TASK STATEMENT: Copy down all of the data underneath, exactly as shown.
-- START DATASET EXCERPTS --
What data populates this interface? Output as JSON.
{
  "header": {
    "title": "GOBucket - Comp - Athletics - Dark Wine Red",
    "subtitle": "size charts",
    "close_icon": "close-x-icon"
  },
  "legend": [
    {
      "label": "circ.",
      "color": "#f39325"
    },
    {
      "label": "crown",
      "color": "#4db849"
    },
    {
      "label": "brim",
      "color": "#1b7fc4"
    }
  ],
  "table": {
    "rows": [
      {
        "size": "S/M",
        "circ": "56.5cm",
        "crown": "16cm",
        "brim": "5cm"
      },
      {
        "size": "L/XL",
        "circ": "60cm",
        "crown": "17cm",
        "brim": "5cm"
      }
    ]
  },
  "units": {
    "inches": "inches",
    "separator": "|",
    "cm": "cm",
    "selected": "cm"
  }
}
-- END DATASET EXCERPTS --
FULL RESPONSE:
What data populates this interface? Output as JSON.
{
  "header": {
    "title": "GOBucket - Comp - Athletics - Dark Wine Red",
    "subtitle": "size charts",
    "close_icon": "close-x-icon"
  },
  "legend": [
    {
      "label": "circ.",
      "color": "#f39325"
    },
    {
      "label": "crown",
      "color": "#4db849"
    },
    {
      "label": "brim",
      "color": "#1b7fc4"
    }
  ],
  "table": {
    "rows": [
      {
        "size": "S/M",
        "circ": "56.5cm",
        "crown": "16cm",
        "brim": "5cm"
      },
      {
        "size": "L/XL",
        "circ": "60cm",
        "crown": "17cm",
        "brim": "5cm"
      }
    ]
  },
  "units": {
    "inches": "inches",
    "separator": "|",
    "cm": "cm",
    "selected": "cm"
  }
}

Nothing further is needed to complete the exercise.